[Stored data]

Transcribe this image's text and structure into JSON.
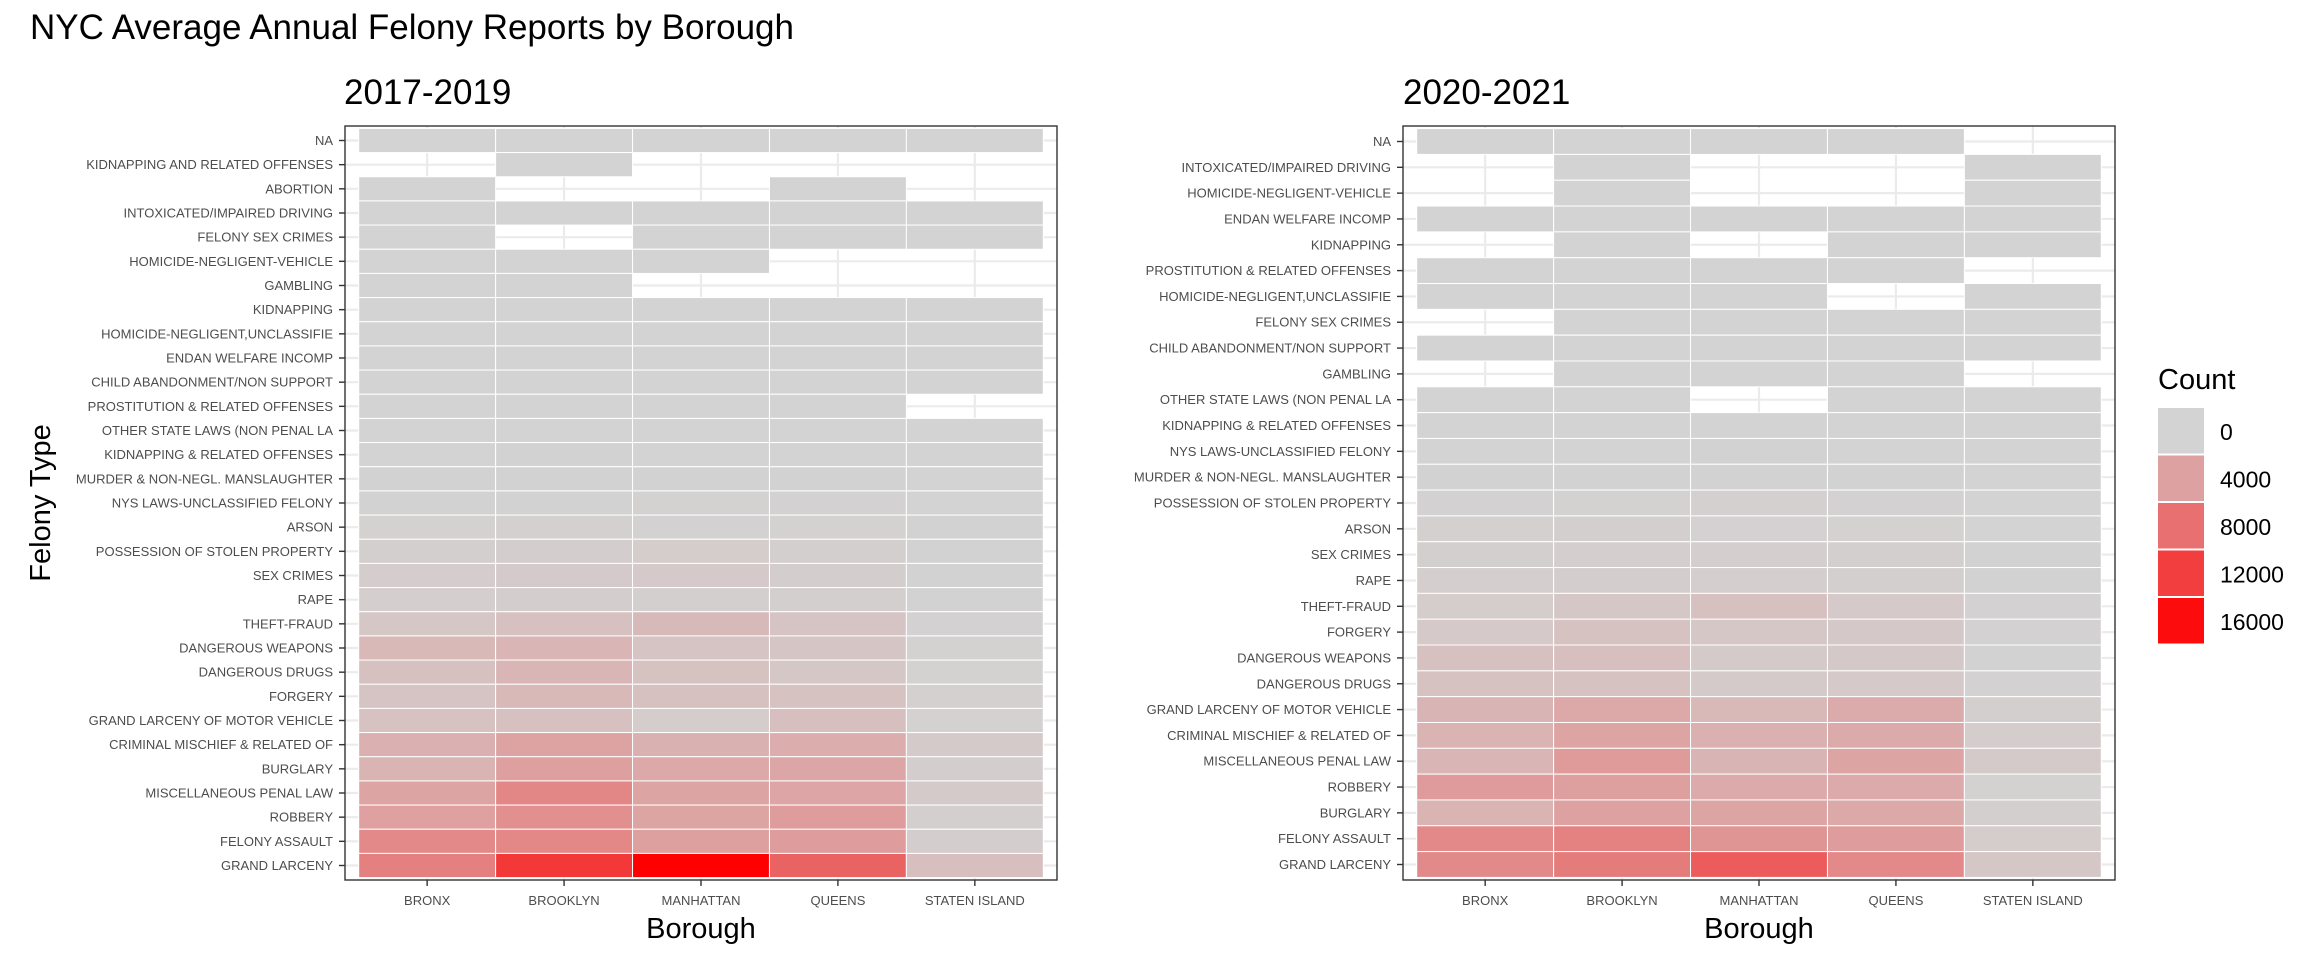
{
  "title": "NYC Average Annual Felony Reports by Borough",
  "chart_data": [
    {
      "type": "heatmap",
      "title": "2017-2019",
      "xlabel": "Borough",
      "ylabel": "Felony Type",
      "categories": [
        "BRONX",
        "BROOKLYN",
        "MANHATTAN",
        "QUEENS",
        "STATEN ISLAND"
      ],
      "rows": [
        "NA",
        "KIDNAPPING AND RELATED OFFENSES",
        "ABORTION",
        "INTOXICATED/IMPAIRED DRIVING",
        "FELONY SEX CRIMES",
        "HOMICIDE-NEGLIGENT-VEHICLE",
        "GAMBLING",
        "KIDNAPPING",
        "HOMICIDE-NEGLIGENT,UNCLASSIFIE",
        "ENDAN WELFARE INCOMP",
        "CHILD ABANDONMENT/NON SUPPORT",
        "PROSTITUTION & RELATED OFFENSES",
        "OTHER STATE LAWS (NON PENAL LA",
        "KIDNAPPING & RELATED OFFENSES",
        "MURDER & NON-NEGL. MANSLAUGHTER",
        "NYS LAWS-UNCLASSIFIED FELONY",
        "ARSON",
        "POSSESSION OF STOLEN PROPERTY",
        "SEX CRIMES",
        "RAPE",
        "THEFT-FRAUD",
        "DANGEROUS WEAPONS",
        "DANGEROUS DRUGS",
        "FORGERY",
        "GRAND LARCENY OF MOTOR VEHICLE",
        "CRIMINAL MISCHIEF & RELATED OF",
        "BURGLARY",
        "MISCELLANEOUS PENAL LAW",
        "ROBBERY",
        "FELONY ASSAULT",
        "GRAND LARCENY"
      ],
      "values": [
        [
          1,
          1,
          1,
          1,
          1
        ],
        [
          null,
          1,
          null,
          null,
          null
        ],
        [
          1,
          null,
          null,
          1,
          null
        ],
        [
          1,
          1,
          1,
          1,
          1
        ],
        [
          1,
          null,
          1,
          1,
          1
        ],
        [
          1,
          1,
          1,
          null,
          null
        ],
        [
          1,
          1,
          null,
          null,
          null
        ],
        [
          1,
          1,
          1,
          1,
          1
        ],
        [
          2,
          2,
          2,
          2,
          1
        ],
        [
          4,
          3,
          3,
          3,
          2
        ],
        [
          12,
          8,
          10,
          10,
          3
        ],
        [
          15,
          20,
          30,
          25,
          null
        ],
        [
          20,
          20,
          20,
          20,
          10
        ],
        [
          40,
          50,
          40,
          40,
          10
        ],
        [
          120,
          110,
          60,
          80,
          10
        ],
        [
          100,
          100,
          200,
          150,
          20
        ],
        [
          200,
          270,
          130,
          200,
          50
        ],
        [
          300,
          500,
          600,
          350,
          50
        ],
        [
          600,
          700,
          800,
          500,
          60
        ],
        [
          400,
          450,
          300,
          350,
          50
        ],
        [
          1000,
          1500,
          2100,
          1200,
          150
        ],
        [
          2200,
          2400,
          1200,
          1100,
          200
        ],
        [
          1500,
          2400,
          1400,
          1000,
          200
        ],
        [
          1300,
          2200,
          1500,
          1400,
          250
        ],
        [
          1400,
          1500,
          600,
          1600,
          200
        ],
        [
          2800,
          3900,
          2700,
          3100,
          700
        ],
        [
          2600,
          4200,
          3500,
          3600,
          500
        ],
        [
          3800,
          6200,
          3800,
          3700,
          700
        ],
        [
          4100,
          5500,
          3800,
          4400,
          350
        ],
        [
          6000,
          6100,
          4200,
          4400,
          500
        ],
        [
          6700,
          12500,
          17000,
          9000,
          1600
        ]
      ]
    },
    {
      "type": "heatmap",
      "title": "2020-2021",
      "xlabel": "Borough",
      "ylabel": "",
      "categories": [
        "BRONX",
        "BROOKLYN",
        "MANHATTAN",
        "QUEENS",
        "STATEN ISLAND"
      ],
      "rows": [
        "NA",
        "INTOXICATED/IMPAIRED DRIVING",
        "HOMICIDE-NEGLIGENT-VEHICLE",
        "ENDAN WELFARE INCOMP",
        "KIDNAPPING",
        "PROSTITUTION & RELATED OFFENSES",
        "HOMICIDE-NEGLIGENT,UNCLASSIFIE",
        "FELONY SEX CRIMES",
        "CHILD ABANDONMENT/NON SUPPORT",
        "GAMBLING",
        "OTHER STATE LAWS (NON PENAL LA",
        "KIDNAPPING & RELATED OFFENSES",
        "NYS LAWS-UNCLASSIFIED FELONY",
        "MURDER & NON-NEGL. MANSLAUGHTER",
        "POSSESSION OF STOLEN PROPERTY",
        "ARSON",
        "SEX CRIMES",
        "RAPE",
        "THEFT-FRAUD",
        "FORGERY",
        "DANGEROUS WEAPONS",
        "DANGEROUS DRUGS",
        "GRAND LARCENY OF MOTOR VEHICLE",
        "CRIMINAL MISCHIEF & RELATED OF",
        "MISCELLANEOUS PENAL LAW",
        "ROBBERY",
        "BURGLARY",
        "FELONY ASSAULT",
        "GRAND LARCENY"
      ],
      "values": [
        [
          1,
          1,
          1,
          1,
          null
        ],
        [
          null,
          1,
          null,
          null,
          1
        ],
        [
          null,
          1,
          null,
          null,
          1
        ],
        [
          1,
          1,
          1,
          1,
          1
        ],
        [
          null,
          1,
          null,
          1,
          1
        ],
        [
          1,
          1,
          1,
          1,
          null
        ],
        [
          1,
          1,
          1,
          null,
          1
        ],
        [
          null,
          1,
          1,
          1,
          1
        ],
        [
          1,
          1,
          1,
          1,
          1
        ],
        [
          null,
          1,
          1,
          1,
          null
        ],
        [
          5,
          5,
          null,
          5,
          2
        ],
        [
          20,
          25,
          20,
          15,
          5
        ],
        [
          30,
          40,
          60,
          40,
          10
        ],
        [
          110,
          110,
          50,
          60,
          10
        ],
        [
          150,
          200,
          250,
          150,
          20
        ],
        [
          250,
          300,
          150,
          200,
          40
        ],
        [
          300,
          400,
          400,
          300,
          50
        ],
        [
          400,
          500,
          400,
          300,
          50
        ],
        [
          600,
          1000,
          1500,
          800,
          150
        ],
        [
          800,
          1400,
          1000,
          900,
          150
        ],
        [
          1500,
          1600,
          700,
          900,
          100
        ],
        [
          1400,
          1400,
          700,
          800,
          150
        ],
        [
          2500,
          3500,
          2200,
          3200,
          300
        ],
        [
          2600,
          3800,
          2800,
          3200,
          600
        ],
        [
          2400,
          4600,
          2500,
          3800,
          700
        ],
        [
          4500,
          4200,
          3300,
          3300,
          200
        ],
        [
          2600,
          4000,
          3800,
          3400,
          300
        ],
        [
          6000,
          6500,
          5000,
          4400,
          600
        ],
        [
          5900,
          7000,
          9600,
          6000,
          1000
        ]
      ]
    }
  ],
  "legend": {
    "title": "Count",
    "breaks": [
      "0",
      "4000",
      "8000",
      "12000",
      "16000"
    ],
    "break_values": [
      0,
      4000,
      8000,
      12000,
      16000
    ],
    "range": [
      0,
      17000
    ]
  },
  "colors": {
    "low": "#d3d3d3",
    "high": "#ff0000",
    "na_fill": "#ffffff",
    "grid": "#ebebeb",
    "text": "#4d4d4d"
  }
}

• STATED PROBLEM: Do not include images; quote all of the entries above exactly.

• COMPLETED TASK:
Transcribe this image's text and structure into JSON.
{
  "title": "NYC Average Annual Felony Reports by Borough",
  "chart_data": [
    {
      "type": "heatmap",
      "title": "2017-2019",
      "xlabel": "Borough",
      "ylabel": "Felony Type",
      "categories": [
        "BRONX",
        "BROOKLYN",
        "MANHATTAN",
        "QUEENS",
        "STATEN ISLAND"
      ],
      "rows": [
        "NA",
        "KIDNAPPING AND RELATED OFFENSES",
        "ABORTION",
        "INTOXICATED/IMPAIRED DRIVING",
        "FELONY SEX CRIMES",
        "HOMICIDE-NEGLIGENT-VEHICLE",
        "GAMBLING",
        "KIDNAPPING",
        "HOMICIDE-NEGLIGENT,UNCLASSIFIE",
        "ENDAN WELFARE INCOMP",
        "CHILD ABANDONMENT/NON SUPPORT",
        "PROSTITUTION & RELATED OFFENSES",
        "OTHER STATE LAWS (NON PENAL LA",
        "KIDNAPPING & RELATED OFFENSES",
        "MURDER & NON-NEGL. MANSLAUGHTER",
        "NYS LAWS-UNCLASSIFIED FELONY",
        "ARSON",
        "POSSESSION OF STOLEN PROPERTY",
        "SEX CRIMES",
        "RAPE",
        "THEFT-FRAUD",
        "DANGEROUS WEAPONS",
        "DANGEROUS DRUGS",
        "FORGERY",
        "GRAND LARCENY OF MOTOR VEHICLE",
        "CRIMINAL MISCHIEF & RELATED OF",
        "BURGLARY",
        "MISCELLANEOUS PENAL LAW",
        "ROBBERY",
        "FELONY ASSAULT",
        "GRAND LARCENY"
      ],
      "values": [
        [
          1,
          1,
          1,
          1,
          1
        ],
        [
          null,
          1,
          null,
          null,
          null
        ],
        [
          1,
          null,
          null,
          1,
          null
        ],
        [
          1,
          1,
          1,
          1,
          1
        ],
        [
          1,
          null,
          1,
          1,
          1
        ],
        [
          1,
          1,
          1,
          null,
          null
        ],
        [
          1,
          1,
          null,
          null,
          null
        ],
        [
          1,
          1,
          1,
          1,
          1
        ],
        [
          2,
          2,
          2,
          2,
          1
        ],
        [
          4,
          3,
          3,
          3,
          2
        ],
        [
          12,
          8,
          10,
          10,
          3
        ],
        [
          15,
          20,
          30,
          25,
          null
        ],
        [
          20,
          20,
          20,
          20,
          10
        ],
        [
          40,
          50,
          40,
          40,
          10
        ],
        [
          120,
          110,
          60,
          80,
          10
        ],
        [
          100,
          100,
          200,
          150,
          20
        ],
        [
          200,
          270,
          130,
          200,
          50
        ],
        [
          300,
          500,
          600,
          350,
          50
        ],
        [
          600,
          700,
          800,
          500,
          60
        ],
        [
          400,
          450,
          300,
          350,
          50
        ],
        [
          1000,
          1500,
          2100,
          1200,
          150
        ],
        [
          2200,
          2400,
          1200,
          1100,
          200
        ],
        [
          1500,
          2400,
          1400,
          1000,
          200
        ],
        [
          1300,
          2200,
          1500,
          1400,
          250
        ],
        [
          1400,
          1500,
          600,
          1600,
          200
        ],
        [
          2800,
          3900,
          2700,
          3100,
          700
        ],
        [
          2600,
          4200,
          3500,
          3600,
          500
        ],
        [
          3800,
          6200,
          3800,
          3700,
          700
        ],
        [
          4100,
          5500,
          3800,
          4400,
          350
        ],
        [
          6000,
          6100,
          4200,
          4400,
          500
        ],
        [
          6700,
          12500,
          17000,
          9000,
          1600
        ]
      ]
    },
    {
      "type": "heatmap",
      "title": "2020-2021",
      "xlabel": "Borough",
      "ylabel": "",
      "categories": [
        "BRONX",
        "BROOKLYN",
        "MANHATTAN",
        "QUEENS",
        "STATEN ISLAND"
      ],
      "rows": [
        "NA",
        "INTOXICATED/IMPAIRED DRIVING",
        "HOMICIDE-NEGLIGENT-VEHICLE",
        "ENDAN WELFARE INCOMP",
        "KIDNAPPING",
        "PROSTITUTION & RELATED OFFENSES",
        "HOMICIDE-NEGLIGENT,UNCLASSIFIE",
        "FELONY SEX CRIMES",
        "CHILD ABANDONMENT/NON SUPPORT",
        "GAMBLING",
        "OTHER STATE LAWS (NON PENAL LA",
        "KIDNAPPING & RELATED OFFENSES",
        "NYS LAWS-UNCLASSIFIED FELONY",
        "MURDER & NON-NEGL. MANSLAUGHTER",
        "POSSESSION OF STOLEN PROPERTY",
        "ARSON",
        "SEX CRIMES",
        "RAPE",
        "THEFT-FRAUD",
        "FORGERY",
        "DANGEROUS WEAPONS",
        "DANGEROUS DRUGS",
        "GRAND LARCENY OF MOTOR VEHICLE",
        "CRIMINAL MISCHIEF & RELATED OF",
        "MISCELLANEOUS PENAL LAW",
        "ROBBERY",
        "BURGLARY",
        "FELONY ASSAULT",
        "GRAND LARCENY"
      ],
      "values": [
        [
          1,
          1,
          1,
          1,
          null
        ],
        [
          null,
          1,
          null,
          null,
          1
        ],
        [
          null,
          1,
          null,
          null,
          1
        ],
        [
          1,
          1,
          1,
          1,
          1
        ],
        [
          null,
          1,
          null,
          1,
          1
        ],
        [
          1,
          1,
          1,
          1,
          null
        ],
        [
          1,
          1,
          1,
          null,
          1
        ],
        [
          null,
          1,
          1,
          1,
          1
        ],
        [
          1,
          1,
          1,
          1,
          1
        ],
        [
          null,
          1,
          1,
          1,
          null
        ],
        [
          5,
          5,
          null,
          5,
          2
        ],
        [
          20,
          25,
          20,
          15,
          5
        ],
        [
          30,
          40,
          60,
          40,
          10
        ],
        [
          110,
          110,
          50,
          60,
          10
        ],
        [
          150,
          200,
          250,
          150,
          20
        ],
        [
          250,
          300,
          150,
          200,
          40
        ],
        [
          300,
          400,
          400,
          300,
          50
        ],
        [
          400,
          500,
          400,
          300,
          50
        ],
        [
          600,
          1000,
          1500,
          800,
          150
        ],
        [
          800,
          1400,
          1000,
          900,
          150
        ],
        [
          1500,
          1600,
          700,
          900,
          100
        ],
        [
          1400,
          1400,
          700,
          800,
          150
        ],
        [
          2500,
          3500,
          2200,
          3200,
          300
        ],
        [
          2600,
          3800,
          2800,
          3200,
          600
        ],
        [
          2400,
          4600,
          2500,
          3800,
          700
        ],
        [
          4500,
          4200,
          3300,
          3300,
          200
        ],
        [
          2600,
          4000,
          3800,
          3400,
          300
        ],
        [
          6000,
          6500,
          5000,
          4400,
          600
        ],
        [
          5900,
          7000,
          9600,
          6000,
          1000
        ]
      ]
    }
  ],
  "legend": {
    "title": "Count",
    "breaks": [
      "0",
      "4000",
      "8000",
      "12000",
      "16000"
    ],
    "break_values": [
      0,
      4000,
      8000,
      12000,
      16000
    ],
    "range": [
      0,
      17000
    ]
  },
  "colors": {
    "low": "#d3d3d3",
    "high": "#ff0000",
    "na_fill": "#ffffff",
    "grid": "#ebebeb",
    "text": "#4d4d4d"
  }
}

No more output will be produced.